Will you transcribe all the entries word for word, skipping the pictures they hold?

--- Material shown ---

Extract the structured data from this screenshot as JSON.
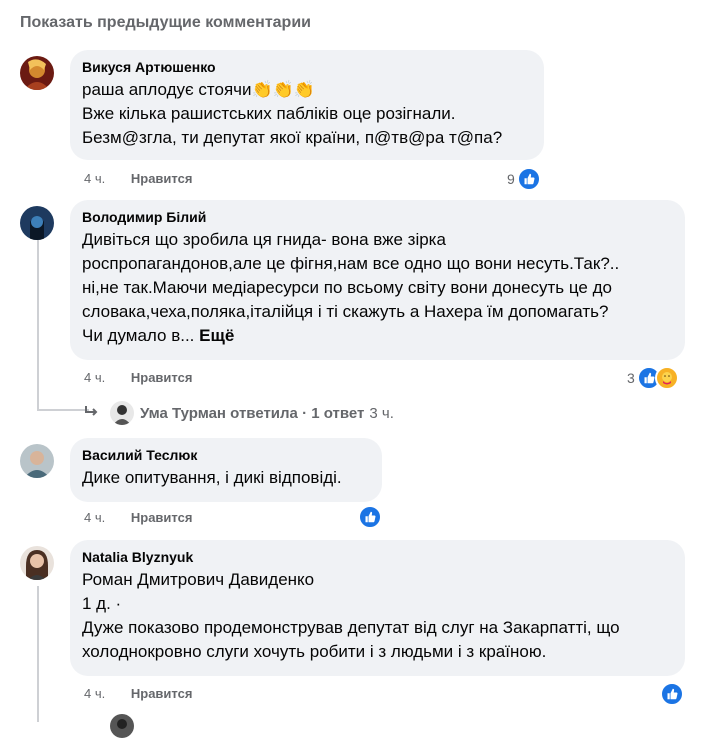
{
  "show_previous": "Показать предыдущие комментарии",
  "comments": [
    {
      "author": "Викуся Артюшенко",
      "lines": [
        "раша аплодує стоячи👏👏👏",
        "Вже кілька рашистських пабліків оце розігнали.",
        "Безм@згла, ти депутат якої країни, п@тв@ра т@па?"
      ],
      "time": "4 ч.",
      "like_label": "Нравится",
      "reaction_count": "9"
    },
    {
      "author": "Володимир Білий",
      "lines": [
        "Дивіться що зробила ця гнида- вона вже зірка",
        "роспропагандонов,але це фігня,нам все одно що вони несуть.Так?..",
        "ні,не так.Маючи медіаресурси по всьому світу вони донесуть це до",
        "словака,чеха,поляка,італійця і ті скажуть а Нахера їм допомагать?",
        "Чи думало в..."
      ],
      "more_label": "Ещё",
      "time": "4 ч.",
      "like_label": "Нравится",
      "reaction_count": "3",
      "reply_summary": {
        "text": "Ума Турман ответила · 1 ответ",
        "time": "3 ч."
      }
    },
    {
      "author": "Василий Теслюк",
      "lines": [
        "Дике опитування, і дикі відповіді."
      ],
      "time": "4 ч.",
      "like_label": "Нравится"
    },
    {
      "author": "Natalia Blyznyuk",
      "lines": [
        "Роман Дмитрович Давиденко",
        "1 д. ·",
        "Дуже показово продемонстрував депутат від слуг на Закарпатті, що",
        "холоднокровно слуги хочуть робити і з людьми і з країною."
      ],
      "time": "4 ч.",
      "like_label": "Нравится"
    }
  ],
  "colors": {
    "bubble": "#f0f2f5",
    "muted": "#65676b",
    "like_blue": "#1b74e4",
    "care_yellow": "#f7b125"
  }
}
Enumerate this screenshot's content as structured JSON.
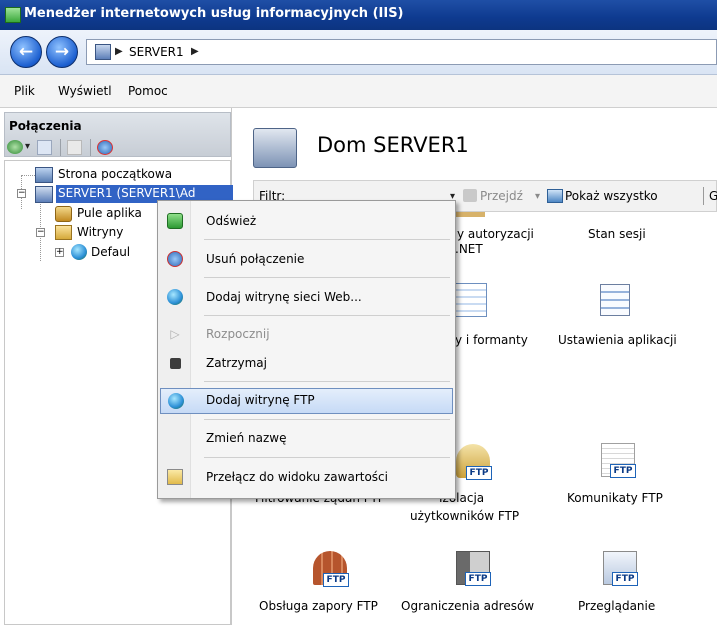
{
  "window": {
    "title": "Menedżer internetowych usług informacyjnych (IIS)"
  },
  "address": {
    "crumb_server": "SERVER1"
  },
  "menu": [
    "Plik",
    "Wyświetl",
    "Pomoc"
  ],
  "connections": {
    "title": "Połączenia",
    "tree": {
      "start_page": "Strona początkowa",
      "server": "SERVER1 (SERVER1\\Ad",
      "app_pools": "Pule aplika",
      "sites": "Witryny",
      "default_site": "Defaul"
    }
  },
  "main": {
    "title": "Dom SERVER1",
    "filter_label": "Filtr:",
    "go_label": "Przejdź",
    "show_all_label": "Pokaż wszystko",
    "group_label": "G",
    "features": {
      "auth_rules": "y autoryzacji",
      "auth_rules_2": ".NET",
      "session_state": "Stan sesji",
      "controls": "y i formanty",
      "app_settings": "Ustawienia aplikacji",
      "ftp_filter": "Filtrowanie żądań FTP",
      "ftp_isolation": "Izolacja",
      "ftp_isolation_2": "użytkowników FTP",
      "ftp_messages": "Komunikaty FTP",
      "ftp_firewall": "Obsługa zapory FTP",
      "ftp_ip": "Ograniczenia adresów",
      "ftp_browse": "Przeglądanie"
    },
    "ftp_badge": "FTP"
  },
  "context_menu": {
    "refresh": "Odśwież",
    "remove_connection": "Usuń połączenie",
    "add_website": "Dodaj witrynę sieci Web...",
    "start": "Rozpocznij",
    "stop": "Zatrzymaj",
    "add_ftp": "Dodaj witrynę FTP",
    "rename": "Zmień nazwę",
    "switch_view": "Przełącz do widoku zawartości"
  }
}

---

» Exercise solution
Extract the structured data from this screenshot as JSON.
{
  "show_previous": "Показать предыдущие комментарии",
  "comments": [
    {
      "author": "Викуся Артюшенко",
      "lines": [
        "раша аплодує стоячи👏👏👏",
        "Вже кілька рашистських пабліків оце розігнали.",
        "Безм@згла, ти депутат якої країни, п@тв@ра т@па?"
      ],
      "time": "4 ч.",
      "like_label": "Нравится",
      "reaction_count": "9"
    },
    {
      "author": "Володимир Білий",
      "lines": [
        "Дивіться що зробила ця гнида- вона вже зірка",
        "роспропагандонов,але це фігня,нам все одно що вони несуть.Так?..",
        "ні,не так.Маючи медіаресурси по всьому світу вони донесуть це до",
        "словака,чеха,поляка,італійця і ті скажуть а Нахера їм допомагать?",
        "Чи думало в..."
      ],
      "more_label": "Ещё",
      "time": "4 ч.",
      "like_label": "Нравится",
      "reaction_count": "3",
      "reply_summary": {
        "text": "Ума Турман ответила · 1 ответ",
        "time": "3 ч."
      }
    },
    {
      "author": "Василий Теслюк",
      "lines": [
        "Дике опитування, і дикі відповіді."
      ],
      "time": "4 ч.",
      "like_label": "Нравится"
    },
    {
      "author": "Natalia Blyznyuk",
      "lines": [
        "Роман Дмитрович Давиденко",
        "1 д. ·",
        "Дуже показово продемонстрував депутат від слуг на Закарпатті, що",
        "холоднокровно слуги хочуть робити і з людьми і з країною."
      ],
      "time": "4 ч.",
      "like_label": "Нравится"
    }
  ],
  "colors": {
    "bubble": "#f0f2f5",
    "muted": "#65676b",
    "like_blue": "#1b74e4",
    "care_yellow": "#f7b125"
  }
}
Enumerate this screenshot's content as structured JSON.
{
  "window": {
    "title": "Menedżer internetowych usług informacyjnych (IIS)"
  },
  "address": {
    "crumb_server": "SERVER1"
  },
  "menu": [
    "Plik",
    "Wyświetl",
    "Pomoc"
  ],
  "connections": {
    "title": "Połączenia",
    "tree": {
      "start_page": "Strona początkowa",
      "server": "SERVER1 (SERVER1\\Ad",
      "app_pools": "Pule aplika",
      "sites": "Witryny",
      "default_site": "Defaul"
    }
  },
  "main": {
    "title": "Dom SERVER1",
    "filter_label": "Filtr:",
    "go_label": "Przejdź",
    "show_all_label": "Pokaż wszystko",
    "group_label": "G",
    "features": {
      "auth_rules": "y autoryzacji",
      "auth_rules_2": ".NET",
      "session_state": "Stan sesji",
      "controls": "y i formanty",
      "app_settings": "Ustawienia aplikacji",
      "ftp_filter": "Filtrowanie żądań FTP",
      "ftp_isolation": "Izolacja",
      "ftp_isolation_2": "użytkowników FTP",
      "ftp_messages": "Komunikaty FTP",
      "ftp_firewall": "Obsługa zapory FTP",
      "ftp_ip": "Ograniczenia adresów",
      "ftp_browse": "Przeglądanie"
    },
    "ftp_badge": "FTP"
  },
  "context_menu": {
    "refresh": "Odśwież",
    "remove_connection": "Usuń połączenie",
    "add_website": "Dodaj witrynę sieci Web...",
    "start": "Rozpocznij",
    "stop": "Zatrzymaj",
    "add_ftp": "Dodaj witrynę FTP",
    "rename": "Zmień nazwę",
    "switch_view": "Przełącz do widoku zawartości"
  }
}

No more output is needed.